• What to work on
Set out every line bearing the string "performance".

• The records
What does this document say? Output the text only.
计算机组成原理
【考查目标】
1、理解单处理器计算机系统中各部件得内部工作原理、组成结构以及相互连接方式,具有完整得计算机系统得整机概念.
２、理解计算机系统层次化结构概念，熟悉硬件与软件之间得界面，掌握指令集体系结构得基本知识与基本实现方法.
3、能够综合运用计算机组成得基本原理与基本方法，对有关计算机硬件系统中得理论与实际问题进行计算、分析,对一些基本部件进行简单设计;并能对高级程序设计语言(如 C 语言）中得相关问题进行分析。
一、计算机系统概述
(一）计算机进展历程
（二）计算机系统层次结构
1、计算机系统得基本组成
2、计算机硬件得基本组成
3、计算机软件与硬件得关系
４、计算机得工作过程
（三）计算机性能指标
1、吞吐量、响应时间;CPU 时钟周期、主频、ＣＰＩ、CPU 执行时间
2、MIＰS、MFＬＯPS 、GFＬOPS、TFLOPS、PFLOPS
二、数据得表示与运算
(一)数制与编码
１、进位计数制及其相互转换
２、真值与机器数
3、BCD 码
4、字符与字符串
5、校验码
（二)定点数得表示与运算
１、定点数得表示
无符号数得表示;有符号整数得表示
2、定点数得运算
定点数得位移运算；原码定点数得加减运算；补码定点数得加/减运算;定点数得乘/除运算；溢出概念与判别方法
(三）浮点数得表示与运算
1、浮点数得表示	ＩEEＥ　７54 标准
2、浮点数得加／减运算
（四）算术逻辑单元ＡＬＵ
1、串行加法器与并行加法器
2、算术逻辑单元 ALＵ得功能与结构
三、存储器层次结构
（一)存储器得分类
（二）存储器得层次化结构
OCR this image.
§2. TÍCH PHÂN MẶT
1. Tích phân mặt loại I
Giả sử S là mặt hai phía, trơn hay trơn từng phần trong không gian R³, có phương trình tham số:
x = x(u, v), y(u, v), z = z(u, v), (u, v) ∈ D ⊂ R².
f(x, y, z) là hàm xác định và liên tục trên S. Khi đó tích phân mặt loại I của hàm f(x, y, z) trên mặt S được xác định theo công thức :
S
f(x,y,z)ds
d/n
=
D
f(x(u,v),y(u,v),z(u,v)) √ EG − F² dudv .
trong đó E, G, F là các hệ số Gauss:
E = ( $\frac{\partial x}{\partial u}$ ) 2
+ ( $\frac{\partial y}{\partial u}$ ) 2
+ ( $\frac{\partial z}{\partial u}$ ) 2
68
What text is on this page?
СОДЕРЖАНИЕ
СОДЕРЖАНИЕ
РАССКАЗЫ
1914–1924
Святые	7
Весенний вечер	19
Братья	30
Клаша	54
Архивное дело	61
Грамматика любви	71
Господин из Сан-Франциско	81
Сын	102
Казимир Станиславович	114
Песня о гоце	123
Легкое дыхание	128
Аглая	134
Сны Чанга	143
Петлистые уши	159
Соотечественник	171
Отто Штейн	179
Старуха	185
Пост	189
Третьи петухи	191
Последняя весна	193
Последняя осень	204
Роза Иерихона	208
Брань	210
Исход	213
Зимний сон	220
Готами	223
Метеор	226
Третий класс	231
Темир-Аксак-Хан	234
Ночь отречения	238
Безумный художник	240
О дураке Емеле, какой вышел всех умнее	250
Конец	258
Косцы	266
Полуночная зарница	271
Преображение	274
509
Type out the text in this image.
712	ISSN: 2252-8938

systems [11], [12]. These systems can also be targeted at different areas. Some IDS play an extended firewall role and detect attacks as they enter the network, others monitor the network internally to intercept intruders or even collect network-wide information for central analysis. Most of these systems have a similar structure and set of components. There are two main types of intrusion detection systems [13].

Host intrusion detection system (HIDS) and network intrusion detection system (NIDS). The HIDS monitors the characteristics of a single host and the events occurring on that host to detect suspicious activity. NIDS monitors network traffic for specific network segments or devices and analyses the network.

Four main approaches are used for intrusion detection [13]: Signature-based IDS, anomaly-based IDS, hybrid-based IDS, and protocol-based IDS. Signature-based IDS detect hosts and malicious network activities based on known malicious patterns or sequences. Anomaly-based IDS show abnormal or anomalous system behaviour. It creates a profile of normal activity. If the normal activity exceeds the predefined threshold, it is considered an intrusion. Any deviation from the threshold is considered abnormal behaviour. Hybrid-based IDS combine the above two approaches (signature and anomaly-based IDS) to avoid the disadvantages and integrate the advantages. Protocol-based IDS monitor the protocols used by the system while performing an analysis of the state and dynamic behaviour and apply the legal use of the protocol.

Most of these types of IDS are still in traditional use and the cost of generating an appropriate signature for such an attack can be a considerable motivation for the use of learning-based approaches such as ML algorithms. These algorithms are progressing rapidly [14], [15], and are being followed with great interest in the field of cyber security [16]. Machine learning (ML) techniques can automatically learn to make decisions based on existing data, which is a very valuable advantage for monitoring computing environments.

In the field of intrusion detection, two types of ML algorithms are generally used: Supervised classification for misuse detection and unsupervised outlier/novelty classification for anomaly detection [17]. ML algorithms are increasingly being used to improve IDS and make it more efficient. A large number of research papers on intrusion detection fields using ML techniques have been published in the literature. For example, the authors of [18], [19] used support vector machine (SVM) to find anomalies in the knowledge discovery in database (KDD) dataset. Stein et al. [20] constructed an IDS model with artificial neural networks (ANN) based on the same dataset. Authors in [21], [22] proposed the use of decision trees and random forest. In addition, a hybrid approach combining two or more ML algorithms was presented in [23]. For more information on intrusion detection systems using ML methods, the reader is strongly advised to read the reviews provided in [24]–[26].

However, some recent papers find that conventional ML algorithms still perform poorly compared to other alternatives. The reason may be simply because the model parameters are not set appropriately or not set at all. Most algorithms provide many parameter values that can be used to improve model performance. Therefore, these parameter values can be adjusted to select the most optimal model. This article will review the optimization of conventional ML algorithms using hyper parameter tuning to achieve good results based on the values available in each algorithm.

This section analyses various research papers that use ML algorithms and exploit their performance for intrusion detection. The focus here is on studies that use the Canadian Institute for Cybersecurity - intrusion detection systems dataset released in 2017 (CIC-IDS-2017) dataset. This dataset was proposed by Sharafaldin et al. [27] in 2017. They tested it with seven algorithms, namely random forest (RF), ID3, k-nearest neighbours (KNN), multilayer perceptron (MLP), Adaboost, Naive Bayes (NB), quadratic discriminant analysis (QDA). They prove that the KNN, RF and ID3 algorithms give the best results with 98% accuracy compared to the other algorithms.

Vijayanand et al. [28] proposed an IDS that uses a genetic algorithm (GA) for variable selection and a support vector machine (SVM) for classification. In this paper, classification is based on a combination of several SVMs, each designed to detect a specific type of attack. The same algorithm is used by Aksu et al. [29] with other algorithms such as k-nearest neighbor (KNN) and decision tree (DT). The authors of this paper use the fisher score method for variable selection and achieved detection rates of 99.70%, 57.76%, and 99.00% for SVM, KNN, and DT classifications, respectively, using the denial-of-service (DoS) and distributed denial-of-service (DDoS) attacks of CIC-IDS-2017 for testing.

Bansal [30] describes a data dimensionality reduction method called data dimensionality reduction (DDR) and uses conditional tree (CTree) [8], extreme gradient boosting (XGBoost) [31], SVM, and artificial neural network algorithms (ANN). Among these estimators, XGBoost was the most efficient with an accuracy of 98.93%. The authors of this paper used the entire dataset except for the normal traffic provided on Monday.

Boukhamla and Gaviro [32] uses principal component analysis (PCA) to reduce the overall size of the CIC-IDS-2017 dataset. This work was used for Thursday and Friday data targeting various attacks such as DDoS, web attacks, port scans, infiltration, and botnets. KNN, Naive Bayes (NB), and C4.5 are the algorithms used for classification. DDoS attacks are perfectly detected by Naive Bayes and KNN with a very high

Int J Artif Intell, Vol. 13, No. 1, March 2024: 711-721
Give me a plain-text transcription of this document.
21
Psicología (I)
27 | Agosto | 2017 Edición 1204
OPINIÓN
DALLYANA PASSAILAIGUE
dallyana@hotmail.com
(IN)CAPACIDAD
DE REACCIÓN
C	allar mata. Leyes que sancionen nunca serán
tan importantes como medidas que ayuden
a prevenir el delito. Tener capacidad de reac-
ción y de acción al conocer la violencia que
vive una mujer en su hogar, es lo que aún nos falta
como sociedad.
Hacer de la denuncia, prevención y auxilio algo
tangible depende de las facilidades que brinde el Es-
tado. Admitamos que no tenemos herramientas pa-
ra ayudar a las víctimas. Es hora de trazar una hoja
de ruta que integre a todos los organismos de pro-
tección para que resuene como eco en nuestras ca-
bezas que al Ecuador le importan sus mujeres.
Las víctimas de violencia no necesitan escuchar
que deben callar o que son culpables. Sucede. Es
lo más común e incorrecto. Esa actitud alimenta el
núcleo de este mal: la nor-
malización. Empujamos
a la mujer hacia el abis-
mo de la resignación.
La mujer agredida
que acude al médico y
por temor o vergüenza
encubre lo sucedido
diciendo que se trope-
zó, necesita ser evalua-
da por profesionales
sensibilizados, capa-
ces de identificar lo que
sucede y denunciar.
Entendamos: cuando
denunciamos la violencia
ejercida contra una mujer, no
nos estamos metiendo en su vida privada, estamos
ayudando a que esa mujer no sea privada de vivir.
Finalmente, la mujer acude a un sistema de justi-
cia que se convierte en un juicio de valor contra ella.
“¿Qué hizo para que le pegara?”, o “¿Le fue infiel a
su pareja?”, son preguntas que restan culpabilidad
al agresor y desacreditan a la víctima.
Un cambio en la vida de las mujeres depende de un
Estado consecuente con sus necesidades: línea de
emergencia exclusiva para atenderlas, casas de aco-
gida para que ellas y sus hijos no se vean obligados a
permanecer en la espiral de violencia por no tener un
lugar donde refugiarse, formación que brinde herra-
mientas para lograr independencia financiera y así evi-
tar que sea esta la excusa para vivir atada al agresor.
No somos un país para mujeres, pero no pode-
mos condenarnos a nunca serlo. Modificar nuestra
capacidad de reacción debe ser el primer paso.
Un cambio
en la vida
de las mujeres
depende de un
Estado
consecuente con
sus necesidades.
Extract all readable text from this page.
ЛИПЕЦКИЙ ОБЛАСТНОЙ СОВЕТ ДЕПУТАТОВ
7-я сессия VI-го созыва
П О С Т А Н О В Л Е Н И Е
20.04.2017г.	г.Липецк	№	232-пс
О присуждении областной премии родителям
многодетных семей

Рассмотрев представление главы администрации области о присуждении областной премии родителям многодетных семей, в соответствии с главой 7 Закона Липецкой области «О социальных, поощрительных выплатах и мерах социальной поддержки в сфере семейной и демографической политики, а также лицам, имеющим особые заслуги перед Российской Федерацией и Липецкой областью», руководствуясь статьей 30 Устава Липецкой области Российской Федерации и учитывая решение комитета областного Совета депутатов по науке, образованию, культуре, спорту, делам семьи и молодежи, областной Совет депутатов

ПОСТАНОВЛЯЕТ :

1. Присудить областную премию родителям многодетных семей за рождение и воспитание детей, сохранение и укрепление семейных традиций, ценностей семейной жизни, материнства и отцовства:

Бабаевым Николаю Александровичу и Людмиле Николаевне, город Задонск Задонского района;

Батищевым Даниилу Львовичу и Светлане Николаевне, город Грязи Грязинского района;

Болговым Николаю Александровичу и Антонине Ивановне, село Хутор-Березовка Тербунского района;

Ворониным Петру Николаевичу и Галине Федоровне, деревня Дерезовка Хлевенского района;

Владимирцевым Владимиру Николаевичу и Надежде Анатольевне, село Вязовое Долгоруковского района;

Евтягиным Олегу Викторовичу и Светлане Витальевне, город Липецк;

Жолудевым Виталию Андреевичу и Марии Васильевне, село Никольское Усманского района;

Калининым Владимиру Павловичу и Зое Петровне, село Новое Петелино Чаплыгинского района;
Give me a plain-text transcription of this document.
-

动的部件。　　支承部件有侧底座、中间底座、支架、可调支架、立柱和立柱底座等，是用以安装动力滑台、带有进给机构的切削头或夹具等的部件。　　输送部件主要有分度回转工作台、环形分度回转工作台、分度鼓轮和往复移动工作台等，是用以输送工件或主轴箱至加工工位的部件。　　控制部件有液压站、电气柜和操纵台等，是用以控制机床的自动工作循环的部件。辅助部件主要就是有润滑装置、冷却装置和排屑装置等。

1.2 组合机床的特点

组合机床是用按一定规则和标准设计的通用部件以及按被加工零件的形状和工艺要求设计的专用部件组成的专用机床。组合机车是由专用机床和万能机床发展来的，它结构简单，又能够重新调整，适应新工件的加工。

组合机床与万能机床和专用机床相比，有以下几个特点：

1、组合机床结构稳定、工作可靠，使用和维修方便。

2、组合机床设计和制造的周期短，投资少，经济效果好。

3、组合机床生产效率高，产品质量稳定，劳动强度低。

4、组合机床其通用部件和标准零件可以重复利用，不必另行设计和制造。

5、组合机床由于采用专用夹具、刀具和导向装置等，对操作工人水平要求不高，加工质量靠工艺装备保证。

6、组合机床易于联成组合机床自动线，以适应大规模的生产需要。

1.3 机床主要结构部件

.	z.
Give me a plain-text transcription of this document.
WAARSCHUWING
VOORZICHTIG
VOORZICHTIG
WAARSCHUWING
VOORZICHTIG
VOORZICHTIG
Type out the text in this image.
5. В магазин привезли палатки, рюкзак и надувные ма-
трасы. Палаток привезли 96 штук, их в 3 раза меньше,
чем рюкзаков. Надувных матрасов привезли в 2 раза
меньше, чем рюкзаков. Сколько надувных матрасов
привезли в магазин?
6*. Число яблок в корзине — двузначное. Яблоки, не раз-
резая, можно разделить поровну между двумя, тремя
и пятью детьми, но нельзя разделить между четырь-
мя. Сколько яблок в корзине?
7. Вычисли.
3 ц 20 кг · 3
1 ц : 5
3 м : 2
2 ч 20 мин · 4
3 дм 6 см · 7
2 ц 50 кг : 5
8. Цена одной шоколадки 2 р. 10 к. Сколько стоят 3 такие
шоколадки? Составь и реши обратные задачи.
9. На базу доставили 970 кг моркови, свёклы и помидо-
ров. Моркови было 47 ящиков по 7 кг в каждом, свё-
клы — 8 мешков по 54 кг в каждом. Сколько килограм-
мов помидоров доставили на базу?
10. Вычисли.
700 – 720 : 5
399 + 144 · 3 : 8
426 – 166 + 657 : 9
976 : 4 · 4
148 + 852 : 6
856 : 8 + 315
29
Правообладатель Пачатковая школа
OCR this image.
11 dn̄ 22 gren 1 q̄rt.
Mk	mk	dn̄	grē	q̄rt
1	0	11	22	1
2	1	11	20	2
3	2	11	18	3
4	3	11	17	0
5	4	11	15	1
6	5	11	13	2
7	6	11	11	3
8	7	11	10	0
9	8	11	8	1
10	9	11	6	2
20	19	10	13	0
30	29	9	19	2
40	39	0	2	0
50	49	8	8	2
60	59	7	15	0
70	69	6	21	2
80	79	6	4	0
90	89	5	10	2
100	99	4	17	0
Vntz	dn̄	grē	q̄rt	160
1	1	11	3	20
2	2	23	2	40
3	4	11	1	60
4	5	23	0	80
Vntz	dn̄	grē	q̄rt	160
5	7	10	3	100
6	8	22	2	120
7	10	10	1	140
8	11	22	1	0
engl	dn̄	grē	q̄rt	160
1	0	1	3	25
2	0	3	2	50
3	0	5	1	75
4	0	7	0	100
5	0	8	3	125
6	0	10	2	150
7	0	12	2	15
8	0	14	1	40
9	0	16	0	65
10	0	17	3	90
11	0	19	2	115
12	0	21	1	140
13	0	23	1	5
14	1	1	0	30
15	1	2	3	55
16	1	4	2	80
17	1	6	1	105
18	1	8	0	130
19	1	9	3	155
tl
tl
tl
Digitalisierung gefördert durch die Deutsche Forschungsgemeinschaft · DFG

• Right answer
However, some recent papers find that conventional ML algorithms still perform poorly compared to other alternatives. The reason may be simply because the model parameters are not set appropriately or not set at all. Most algorithms provide many parameter values that can be used to improve model performance. Therefore, these parameter values can be adjusted to select the most optimal model. This article will review the optimization of conventional ML algorithms using hyper parameter tuning to achieve good results based on the values available in each algorithm.
This section analyses various research papers that use ML algorithms and exploit their performance for intrusion detection. The focus here is on studies that use the Canadian Institute for Cybersecurity - intrusion detection systems dataset released in 2017 (CIC-IDS-2017) dataset. This dataset was proposed by Sharafaldin et al. [27] in 2017. They tested it with seven algorithms, namely random forest (RF), ID3, k-nearest neighbours (KNN), multilayer perceptron (MLP), Adaboost, Naive Bayes (NB), quadratic discriminant analysis (QDA). They prove that the KNN, RF and ID3 algorithms give the best results with 98% accuracy compared to the other algorithms.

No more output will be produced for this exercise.